── Exercise data

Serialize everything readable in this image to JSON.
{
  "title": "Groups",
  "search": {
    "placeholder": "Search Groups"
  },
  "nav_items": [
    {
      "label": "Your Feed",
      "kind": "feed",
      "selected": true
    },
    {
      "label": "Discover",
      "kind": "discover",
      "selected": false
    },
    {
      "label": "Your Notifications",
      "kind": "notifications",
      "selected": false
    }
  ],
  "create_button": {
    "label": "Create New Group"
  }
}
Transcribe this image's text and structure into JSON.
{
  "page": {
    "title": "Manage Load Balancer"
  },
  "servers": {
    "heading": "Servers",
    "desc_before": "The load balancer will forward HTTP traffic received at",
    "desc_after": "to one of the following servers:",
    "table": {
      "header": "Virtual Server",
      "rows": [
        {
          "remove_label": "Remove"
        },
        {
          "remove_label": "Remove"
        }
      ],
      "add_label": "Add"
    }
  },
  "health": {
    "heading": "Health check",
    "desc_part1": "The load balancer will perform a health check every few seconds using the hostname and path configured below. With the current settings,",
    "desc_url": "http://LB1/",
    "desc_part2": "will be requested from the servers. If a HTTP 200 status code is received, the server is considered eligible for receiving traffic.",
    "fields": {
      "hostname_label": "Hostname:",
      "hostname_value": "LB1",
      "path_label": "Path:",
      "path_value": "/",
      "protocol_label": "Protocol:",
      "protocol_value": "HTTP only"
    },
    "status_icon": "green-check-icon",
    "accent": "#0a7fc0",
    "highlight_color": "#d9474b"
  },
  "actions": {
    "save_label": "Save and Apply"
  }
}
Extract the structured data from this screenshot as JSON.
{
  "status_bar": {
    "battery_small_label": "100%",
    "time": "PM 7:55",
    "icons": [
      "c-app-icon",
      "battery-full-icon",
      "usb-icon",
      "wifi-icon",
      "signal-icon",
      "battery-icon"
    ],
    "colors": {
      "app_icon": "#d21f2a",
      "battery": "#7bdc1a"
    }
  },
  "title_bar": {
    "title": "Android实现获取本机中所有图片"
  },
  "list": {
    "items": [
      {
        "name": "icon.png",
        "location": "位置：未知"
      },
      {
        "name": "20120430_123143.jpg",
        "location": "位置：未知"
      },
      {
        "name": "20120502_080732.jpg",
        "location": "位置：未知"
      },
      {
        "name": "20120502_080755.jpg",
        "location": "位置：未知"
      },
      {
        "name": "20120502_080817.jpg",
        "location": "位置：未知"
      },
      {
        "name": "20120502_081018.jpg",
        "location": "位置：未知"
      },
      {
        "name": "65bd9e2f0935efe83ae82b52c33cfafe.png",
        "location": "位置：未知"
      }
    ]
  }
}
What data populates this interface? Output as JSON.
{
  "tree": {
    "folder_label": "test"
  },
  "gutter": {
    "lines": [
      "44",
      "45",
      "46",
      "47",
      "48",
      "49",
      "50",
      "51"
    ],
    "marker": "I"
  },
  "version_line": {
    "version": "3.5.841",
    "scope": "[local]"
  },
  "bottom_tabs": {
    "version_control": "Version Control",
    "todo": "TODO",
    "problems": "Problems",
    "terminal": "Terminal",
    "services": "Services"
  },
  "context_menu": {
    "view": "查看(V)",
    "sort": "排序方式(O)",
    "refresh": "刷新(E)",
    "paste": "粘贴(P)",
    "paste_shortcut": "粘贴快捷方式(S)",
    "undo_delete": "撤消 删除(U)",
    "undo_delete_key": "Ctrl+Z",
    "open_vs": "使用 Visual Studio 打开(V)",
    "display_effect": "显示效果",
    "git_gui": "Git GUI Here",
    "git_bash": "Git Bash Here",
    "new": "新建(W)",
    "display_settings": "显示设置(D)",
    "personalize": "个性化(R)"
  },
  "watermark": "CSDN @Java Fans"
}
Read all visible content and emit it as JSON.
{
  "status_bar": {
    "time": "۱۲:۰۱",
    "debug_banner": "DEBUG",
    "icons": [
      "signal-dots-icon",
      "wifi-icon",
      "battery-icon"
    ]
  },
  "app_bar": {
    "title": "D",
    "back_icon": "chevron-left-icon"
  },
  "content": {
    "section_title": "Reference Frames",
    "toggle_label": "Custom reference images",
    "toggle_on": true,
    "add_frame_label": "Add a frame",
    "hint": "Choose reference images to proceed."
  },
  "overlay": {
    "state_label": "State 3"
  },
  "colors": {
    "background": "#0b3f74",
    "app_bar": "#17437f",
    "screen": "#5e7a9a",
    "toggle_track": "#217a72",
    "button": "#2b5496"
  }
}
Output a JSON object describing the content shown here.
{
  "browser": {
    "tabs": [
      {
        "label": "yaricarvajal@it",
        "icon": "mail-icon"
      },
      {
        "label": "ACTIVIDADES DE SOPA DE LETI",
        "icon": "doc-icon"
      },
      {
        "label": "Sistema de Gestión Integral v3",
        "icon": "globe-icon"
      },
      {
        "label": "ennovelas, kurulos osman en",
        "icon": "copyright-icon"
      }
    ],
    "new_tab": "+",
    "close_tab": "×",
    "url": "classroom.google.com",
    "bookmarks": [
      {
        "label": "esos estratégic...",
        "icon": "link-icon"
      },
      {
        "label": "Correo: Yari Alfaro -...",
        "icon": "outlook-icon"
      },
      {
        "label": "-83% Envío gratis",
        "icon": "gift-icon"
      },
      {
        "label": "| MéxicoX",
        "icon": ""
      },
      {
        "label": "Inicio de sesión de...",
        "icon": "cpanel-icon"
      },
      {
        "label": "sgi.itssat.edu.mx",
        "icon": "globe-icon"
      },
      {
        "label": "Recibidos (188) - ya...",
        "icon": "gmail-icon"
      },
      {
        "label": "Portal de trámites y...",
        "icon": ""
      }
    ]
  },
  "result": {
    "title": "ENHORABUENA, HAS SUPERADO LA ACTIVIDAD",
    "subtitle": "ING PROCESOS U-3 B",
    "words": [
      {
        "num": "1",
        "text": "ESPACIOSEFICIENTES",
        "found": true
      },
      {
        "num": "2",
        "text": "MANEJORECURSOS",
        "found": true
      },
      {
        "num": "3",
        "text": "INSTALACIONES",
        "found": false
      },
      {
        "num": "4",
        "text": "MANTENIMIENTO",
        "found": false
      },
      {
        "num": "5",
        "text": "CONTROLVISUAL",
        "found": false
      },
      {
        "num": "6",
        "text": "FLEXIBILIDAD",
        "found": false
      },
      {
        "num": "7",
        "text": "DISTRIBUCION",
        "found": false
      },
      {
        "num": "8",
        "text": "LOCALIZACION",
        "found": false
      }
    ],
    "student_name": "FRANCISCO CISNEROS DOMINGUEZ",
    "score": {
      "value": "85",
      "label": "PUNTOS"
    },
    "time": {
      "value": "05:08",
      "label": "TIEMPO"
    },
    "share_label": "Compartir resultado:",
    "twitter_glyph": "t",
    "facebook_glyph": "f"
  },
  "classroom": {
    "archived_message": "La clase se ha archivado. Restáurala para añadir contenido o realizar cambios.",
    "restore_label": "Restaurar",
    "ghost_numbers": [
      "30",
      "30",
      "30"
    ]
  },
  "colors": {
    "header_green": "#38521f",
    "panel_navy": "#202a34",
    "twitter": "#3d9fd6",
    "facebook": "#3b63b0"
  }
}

────

- [Written task]:
Where a line contains "Groups", copy that line.

- [Answer to this exercise]:
  "title": "Groups",
    "placeholder": "Search Groups"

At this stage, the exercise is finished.